#### AIM OF THE TASK
Repeat the material exactly as it appears.

#### MATERIALS PROVIDED

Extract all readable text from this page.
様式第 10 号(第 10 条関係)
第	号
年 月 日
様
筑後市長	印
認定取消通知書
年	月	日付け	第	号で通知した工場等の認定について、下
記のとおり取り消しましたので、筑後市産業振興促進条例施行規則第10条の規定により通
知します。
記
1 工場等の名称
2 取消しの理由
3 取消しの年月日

#### ANSWER TO THE TASK
Extract all readable text from this page.
様式第 10 号(第 10 条関係)
第	号
年 月 日
様
筑後市長	印
認定取消通知書
年	月	日付け	第	号で通知した工場等の認定について、下
記のとおり取り消しましたので、筑後市産業振興促進条例施行規則第10条の規定により通
知します。
記
1 工場等の名称
2 取消しの理由
3 取消しの年月日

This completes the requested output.